## WHAT YOU SHOULD DO
Retype the complete listing exactly as it appears.
## start GIVEN ENTRIES
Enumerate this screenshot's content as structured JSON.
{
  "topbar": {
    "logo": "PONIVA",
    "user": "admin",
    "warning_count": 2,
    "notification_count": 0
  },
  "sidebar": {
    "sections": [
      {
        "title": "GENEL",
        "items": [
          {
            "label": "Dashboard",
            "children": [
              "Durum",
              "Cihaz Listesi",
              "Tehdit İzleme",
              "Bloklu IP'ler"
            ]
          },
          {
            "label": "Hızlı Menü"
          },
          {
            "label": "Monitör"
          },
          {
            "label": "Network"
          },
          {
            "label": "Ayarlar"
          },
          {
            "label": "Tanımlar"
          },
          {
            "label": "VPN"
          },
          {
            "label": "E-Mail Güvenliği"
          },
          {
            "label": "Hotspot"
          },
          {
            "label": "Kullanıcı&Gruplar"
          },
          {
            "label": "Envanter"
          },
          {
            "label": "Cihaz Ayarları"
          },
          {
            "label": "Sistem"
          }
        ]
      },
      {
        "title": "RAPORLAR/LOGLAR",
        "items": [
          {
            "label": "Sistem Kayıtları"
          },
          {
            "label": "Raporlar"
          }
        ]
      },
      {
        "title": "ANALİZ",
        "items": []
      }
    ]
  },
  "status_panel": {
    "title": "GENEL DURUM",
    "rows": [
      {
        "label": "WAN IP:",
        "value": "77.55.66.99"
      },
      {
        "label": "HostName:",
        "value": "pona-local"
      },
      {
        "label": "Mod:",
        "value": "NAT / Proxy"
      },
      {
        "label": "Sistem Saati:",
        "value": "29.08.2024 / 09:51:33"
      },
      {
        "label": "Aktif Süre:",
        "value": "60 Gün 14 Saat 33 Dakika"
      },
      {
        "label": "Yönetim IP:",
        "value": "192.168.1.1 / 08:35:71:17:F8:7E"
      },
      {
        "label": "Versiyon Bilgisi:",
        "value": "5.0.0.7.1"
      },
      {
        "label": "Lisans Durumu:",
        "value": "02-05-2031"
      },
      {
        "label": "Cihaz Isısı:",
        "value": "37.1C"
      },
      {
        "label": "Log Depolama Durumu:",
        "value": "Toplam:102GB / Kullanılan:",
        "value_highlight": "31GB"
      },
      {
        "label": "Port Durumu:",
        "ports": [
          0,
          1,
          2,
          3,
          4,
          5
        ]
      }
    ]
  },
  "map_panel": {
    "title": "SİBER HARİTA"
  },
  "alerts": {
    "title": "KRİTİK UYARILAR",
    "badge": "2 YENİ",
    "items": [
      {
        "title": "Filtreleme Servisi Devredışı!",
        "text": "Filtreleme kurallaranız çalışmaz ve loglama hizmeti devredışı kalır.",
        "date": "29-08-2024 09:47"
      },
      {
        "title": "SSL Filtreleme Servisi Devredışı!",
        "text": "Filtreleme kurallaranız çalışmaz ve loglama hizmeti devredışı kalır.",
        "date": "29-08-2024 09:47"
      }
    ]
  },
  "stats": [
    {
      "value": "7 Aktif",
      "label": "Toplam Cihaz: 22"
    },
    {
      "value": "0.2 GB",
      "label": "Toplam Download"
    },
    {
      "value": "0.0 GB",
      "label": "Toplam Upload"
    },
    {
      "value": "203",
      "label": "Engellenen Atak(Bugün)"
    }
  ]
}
## end GIVEN ENTRIES
## THE RESPONSE
Enumerate this screenshot's content as structured JSON.
{
  "topbar": {
    "logo": "PONIVA",
    "user": "admin",
    "warning_count": 2,
    "notification_count": 0
  },
  "sidebar": {
    "sections": [
      {
        "title": "GENEL",
        "items": [
          {
            "label": "Dashboard",
            "children": [
              "Durum",
              "Cihaz Listesi",
              "Tehdit İzleme",
              "Bloklu IP'ler"
            ]
          },
          {
            "label": "Hızlı Menü"
          },
          {
            "label": "Monitör"
          },
          {
            "label": "Network"
          },
          {
            "label": "Ayarlar"
          },
          {
            "label": "Tanımlar"
          },
          {
            "label": "VPN"
          },
          {
            "label": "E-Mail Güvenliği"
          },
          {
            "label": "Hotspot"
          },
          {
            "label": "Kullanıcı&Gruplar"
          },
          {
            "label": "Envanter"
          },
          {
            "label": "Cihaz Ayarları"
          },
          {
            "label": "Sistem"
          }
        ]
      },
      {
        "title": "RAPORLAR/LOGLAR",
        "items": [
          {
            "label": "Sistem Kayıtları"
          },
          {
            "label": "Raporlar"
          }
        ]
      },
      {
        "title": "ANALİZ",
        "items": []
      }
    ]
  },
  "status_panel": {
    "title": "GENEL DURUM",
    "rows": [
      {
        "label": "WAN IP:",
        "value": "77.55.66.99"
      },
      {
        "label": "HostName:",
        "value": "pona-local"
      },
      {
        "label": "Mod:",
        "value": "NAT / Proxy"
      },
      {
        "label": "Sistem Saati:",
        "value": "29.08.2024 / 09:51:33"
      },
      {
        "label": "Aktif Süre:",
        "value": "60 Gün 14 Saat 33 Dakika"
      },
      {
        "label": "Yönetim IP:",
        "value": "192.168.1.1 / 08:35:71:17:F8:7E"
      },
      {
        "label": "Versiyon Bilgisi:",
        "value": "5.0.0.7.1"
      },
      {
        "label": "Lisans Durumu:",
        "value": "02-05-2031"
      },
      {
        "label": "Cihaz Isısı:",
        "value": "37.1C"
      },
      {
        "label": "Log Depolama Durumu:",
        "value": "Toplam:102GB / Kullanılan:",
        "value_highlight": "31GB"
      },
      {
        "label": "Port Durumu:",
        "ports": [
          0,
          1,
          2,
          3,
          4,
          5
        ]
      }
    ]
  },
  "map_panel": {
    "title": "SİBER HARİTA"
  },
  "alerts": {
    "title": "KRİTİK UYARILAR",
    "badge": "2 YENİ",
    "items": [
      {
        "title": "Filtreleme Servisi Devredışı!",
        "text": "Filtreleme kurallaranız çalışmaz ve loglama hizmeti devredışı kalır.",
        "date": "29-08-2024 09:47"
      },
      {
        "title": "SSL Filtreleme Servisi Devredışı!",
        "text": "Filtreleme kurallaranız çalışmaz ve loglama hizmeti devredışı kalır.",
        "date": "29-08-2024 09:47"
      }
    ]
  },
  "stats": [
    {
      "value": "7 Aktif",
      "label": "Toplam Cihaz: 22"
    },
    {
      "value": "0.2 GB",
      "label": "Toplam Download"
    },
    {
      "value": "0.0 GB",
      "label": "Toplam Upload"
    },
    {
      "value": "203",
      "label": "Engellenen Atak(Bugün)"
    }
  ]
}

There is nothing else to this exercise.